Retype each entry below, keeping every character the same.

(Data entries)
begin

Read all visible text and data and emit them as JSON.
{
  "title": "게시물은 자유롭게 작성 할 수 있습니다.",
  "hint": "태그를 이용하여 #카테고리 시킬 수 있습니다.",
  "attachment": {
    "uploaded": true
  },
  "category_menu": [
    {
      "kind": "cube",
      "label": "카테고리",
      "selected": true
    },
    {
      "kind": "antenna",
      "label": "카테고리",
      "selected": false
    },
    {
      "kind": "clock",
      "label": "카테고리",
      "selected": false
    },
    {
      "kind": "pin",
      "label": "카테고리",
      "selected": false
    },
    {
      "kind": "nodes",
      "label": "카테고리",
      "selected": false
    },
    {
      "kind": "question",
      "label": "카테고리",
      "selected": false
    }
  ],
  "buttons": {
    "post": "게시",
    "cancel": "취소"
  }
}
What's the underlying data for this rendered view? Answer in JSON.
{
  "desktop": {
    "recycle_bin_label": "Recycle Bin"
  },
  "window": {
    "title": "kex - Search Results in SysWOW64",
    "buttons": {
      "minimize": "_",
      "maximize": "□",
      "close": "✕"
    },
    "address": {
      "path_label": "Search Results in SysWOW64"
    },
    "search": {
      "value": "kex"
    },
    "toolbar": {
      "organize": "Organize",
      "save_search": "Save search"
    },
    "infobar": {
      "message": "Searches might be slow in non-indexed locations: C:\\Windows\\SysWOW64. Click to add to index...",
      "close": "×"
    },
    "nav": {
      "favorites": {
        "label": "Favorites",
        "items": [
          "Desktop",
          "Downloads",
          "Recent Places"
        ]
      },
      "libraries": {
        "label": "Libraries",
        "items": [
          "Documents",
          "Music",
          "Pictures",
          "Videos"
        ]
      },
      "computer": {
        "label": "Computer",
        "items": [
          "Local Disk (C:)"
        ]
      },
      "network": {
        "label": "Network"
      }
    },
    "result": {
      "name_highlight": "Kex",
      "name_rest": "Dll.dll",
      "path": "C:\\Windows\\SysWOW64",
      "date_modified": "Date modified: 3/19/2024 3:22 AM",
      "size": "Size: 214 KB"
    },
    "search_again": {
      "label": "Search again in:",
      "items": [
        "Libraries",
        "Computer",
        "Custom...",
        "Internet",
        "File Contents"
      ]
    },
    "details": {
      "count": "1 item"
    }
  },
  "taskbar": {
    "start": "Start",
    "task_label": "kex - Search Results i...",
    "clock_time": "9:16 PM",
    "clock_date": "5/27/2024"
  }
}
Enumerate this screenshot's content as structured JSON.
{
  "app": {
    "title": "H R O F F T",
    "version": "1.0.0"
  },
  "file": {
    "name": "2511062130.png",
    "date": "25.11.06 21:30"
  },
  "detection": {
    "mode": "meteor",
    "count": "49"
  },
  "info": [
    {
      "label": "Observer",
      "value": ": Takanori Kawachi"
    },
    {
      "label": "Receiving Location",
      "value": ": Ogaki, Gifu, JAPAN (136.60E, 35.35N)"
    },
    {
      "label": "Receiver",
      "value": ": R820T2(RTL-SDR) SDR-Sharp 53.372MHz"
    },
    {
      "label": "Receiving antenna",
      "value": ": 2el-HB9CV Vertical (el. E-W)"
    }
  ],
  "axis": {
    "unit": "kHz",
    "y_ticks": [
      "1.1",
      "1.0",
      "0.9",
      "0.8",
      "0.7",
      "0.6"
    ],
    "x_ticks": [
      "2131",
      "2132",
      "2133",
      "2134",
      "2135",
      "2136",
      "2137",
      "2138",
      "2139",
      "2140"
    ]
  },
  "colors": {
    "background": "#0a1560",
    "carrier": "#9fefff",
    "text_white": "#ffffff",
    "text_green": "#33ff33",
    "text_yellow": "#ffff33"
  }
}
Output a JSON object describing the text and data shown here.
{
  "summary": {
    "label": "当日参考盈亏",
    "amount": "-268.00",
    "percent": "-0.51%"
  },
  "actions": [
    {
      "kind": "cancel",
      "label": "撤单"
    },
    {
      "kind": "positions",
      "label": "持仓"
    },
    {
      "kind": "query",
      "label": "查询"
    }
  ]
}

end

Solution to this task.
Read all visible text and data and emit them as JSON.
{
  "title": "게시물은 자유롭게 작성 할 수 있습니다.",
  "hint": "태그를 이용하여 #카테고리 시킬 수 있습니다.",
  "attachment": {
    "uploaded": true
  },
  "category_menu": [
    {
      "kind": "cube",
      "label": "카테고리",
      "selected": true
    },
    {
      "kind": "antenna",
      "label": "카테고리",
      "selected": false
    },
    {
      "kind": "clock",
      "label": "카테고리",
      "selected": false
    },
    {
      "kind": "pin",
      "label": "카테고리",
      "selected": false
    },
    {
      "kind": "nodes",
      "label": "카테고리",
      "selected": false
    },
    {
      "kind": "question",
      "label": "카테고리",
      "selected": false
    }
  ],
  "buttons": {
    "post": "게시",
    "cancel": "취소"
  }
}
What's the underlying data for this rendered view? Answer in JSON.
{
  "desktop": {
    "recycle_bin_label": "Recycle Bin"
  },
  "window": {
    "title": "kex - Search Results in SysWOW64",
    "buttons": {
      "minimize": "_",
      "maximize": "□",
      "close": "✕"
    },
    "address": {
      "path_label": "Search Results in SysWOW64"
    },
    "search": {
      "value": "kex"
    },
    "toolbar": {
      "organize": "Organize",
      "save_search": "Save search"
    },
    "infobar": {
      "message": "Searches might be slow in non-indexed locations: C:\\Windows\\SysWOW64. Click to add to index...",
      "close": "×"
    },
    "nav": {
      "favorites": {
        "label": "Favorites",
        "items": [
          "Desktop",
          "Downloads",
          "Recent Places"
        ]
      },
      "libraries": {
        "label": "Libraries",
        "items": [
          "Documents",
          "Music",
          "Pictures",
          "Videos"
        ]
      },
      "computer": {
        "label": "Computer",
        "items": [
          "Local Disk (C:)"
        ]
      },
      "network": {
        "label": "Network"
      }
    },
    "result": {
      "name_highlight": "Kex",
      "name_rest": "Dll.dll",
      "path": "C:\\Windows\\SysWOW64",
      "date_modified": "Date modified: 3/19/2024 3:22 AM",
      "size": "Size: 214 KB"
    },
    "search_again": {
      "label": "Search again in:",
      "items": [
        "Libraries",
        "Computer",
        "Custom...",
        "Internet",
        "File Contents"
      ]
    },
    "details": {
      "count": "1 item"
    }
  },
  "taskbar": {
    "start": "Start",
    "task_label": "kex - Search Results i...",
    "clock_time": "9:16 PM",
    "clock_date": "5/27/2024"
  }
}
Enumerate this screenshot's content as structured JSON.
{
  "app": {
    "title": "H R O F F T",
    "version": "1.0.0"
  },
  "file": {
    "name": "2511062130.png",
    "date": "25.11.06 21:30"
  },
  "detection": {
    "mode": "meteor",
    "count": "49"
  },
  "info": [
    {
      "label": "Observer",
      "value": ": Takanori Kawachi"
    },
    {
      "label": "Receiving Location",
      "value": ": Ogaki, Gifu, JAPAN (136.60E, 35.35N)"
    },
    {
      "label": "Receiver",
      "value": ": R820T2(RTL-SDR) SDR-Sharp 53.372MHz"
    },
    {
      "label": "Receiving antenna",
      "value": ": 2el-HB9CV Vertical (el. E-W)"
    }
  ],
  "axis": {
    "unit": "kHz",
    "y_ticks": [
      "1.1",
      "1.0",
      "0.9",
      "0.8",
      "0.7",
      "0.6"
    ],
    "x_ticks": [
      "2131",
      "2132",
      "2133",
      "2134",
      "2135",
      "2136",
      "2137",
      "2138",
      "2139",
      "2140"
    ]
  },
  "colors": {
    "background": "#0a1560",
    "carrier": "#9fefff",
    "text_white": "#ffffff",
    "text_green": "#33ff33",
    "text_yellow": "#ffff33"
  }
}
Output a JSON object describing the text and data shown here.
{
  "summary": {
    "label": "当日参考盈亏",
    "amount": "-268.00",
    "percent": "-0.51%"
  },
  "actions": [
    {
      "kind": "cancel",
      "label": "撤单"
    },
    {
      "kind": "positions",
      "label": "持仓"
    },
    {
      "kind": "query",
      "label": "查询"
    }
  ]
}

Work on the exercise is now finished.